Write out the complete material exactly as it stands.

== DATA TO PROCESS ==

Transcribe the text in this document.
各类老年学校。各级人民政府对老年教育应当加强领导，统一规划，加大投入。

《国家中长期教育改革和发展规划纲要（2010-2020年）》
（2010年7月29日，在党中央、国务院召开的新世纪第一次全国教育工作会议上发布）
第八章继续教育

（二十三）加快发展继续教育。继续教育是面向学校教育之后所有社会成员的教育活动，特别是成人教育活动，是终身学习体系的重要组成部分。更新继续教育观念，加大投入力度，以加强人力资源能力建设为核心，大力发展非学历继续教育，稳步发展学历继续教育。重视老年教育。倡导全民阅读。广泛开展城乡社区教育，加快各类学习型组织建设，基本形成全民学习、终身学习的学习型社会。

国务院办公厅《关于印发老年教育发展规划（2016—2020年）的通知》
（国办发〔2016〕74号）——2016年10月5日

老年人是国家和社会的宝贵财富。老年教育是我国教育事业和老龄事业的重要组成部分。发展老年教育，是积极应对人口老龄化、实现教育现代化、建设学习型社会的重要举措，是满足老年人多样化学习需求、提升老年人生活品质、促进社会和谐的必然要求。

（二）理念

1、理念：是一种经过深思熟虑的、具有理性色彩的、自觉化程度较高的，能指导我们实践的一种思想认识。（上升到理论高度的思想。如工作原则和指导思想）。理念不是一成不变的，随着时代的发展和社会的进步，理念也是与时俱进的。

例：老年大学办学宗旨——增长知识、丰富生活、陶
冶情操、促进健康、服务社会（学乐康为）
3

===

- _TASK RESPONSE_:
Transcribe the text in this document.
各类老年学校。各级人民政府对老年教育应当加强领导，统一规划，加大投入。

《国家中长期教育改革和发展规划纲要（2010-2020年）》
（2010年7月29日，在党中央、国务院召开的新世纪第一次全国教育工作会议上发布）
第八章继续教育

（二十三）加快发展继续教育。继续教育是面向学校教育之后所有社会成员的教育活动，特别是成人教育活动，是终身学习体系的重要组成部分。更新继续教育观念，加大投入力度，以加强人力资源能力建设为核心，大力发展非学历继续教育，稳步发展学历继续教育。重视老年教育。倡导全民阅读。广泛开展城乡社区教育，加快各类学习型组织建设，基本形成全民学习、终身学习的学习型社会。

国务院办公厅《关于印发老年教育发展规划（2016—2020年）的通知》
（国办发〔2016〕74号）——2016年10月5日

老年人是国家和社会的宝贵财富。老年教育是我国教育事业和老龄事业的重要组成部分。发展老年教育，是积极应对人口老龄化、实现教育现代化、建设学习型社会的重要举措，是满足老年人多样化学习需求、提升老年人生活品质、促进社会和谐的必然要求。

（二）理念

1、理念：是一种经过深思熟虑的、具有理性色彩的、自觉化程度较高的，能指导我们实践的一种思想认识。（上升到理论高度的思想。如工作原则和指导思想）。理念不是一成不变的，随着时代的发展和社会的进步，理念也是与时俱进的。

例：老年大学办学宗旨——增长知识、丰富生活、陶
冶情操、促进健康、服务社会（学乐康为）
3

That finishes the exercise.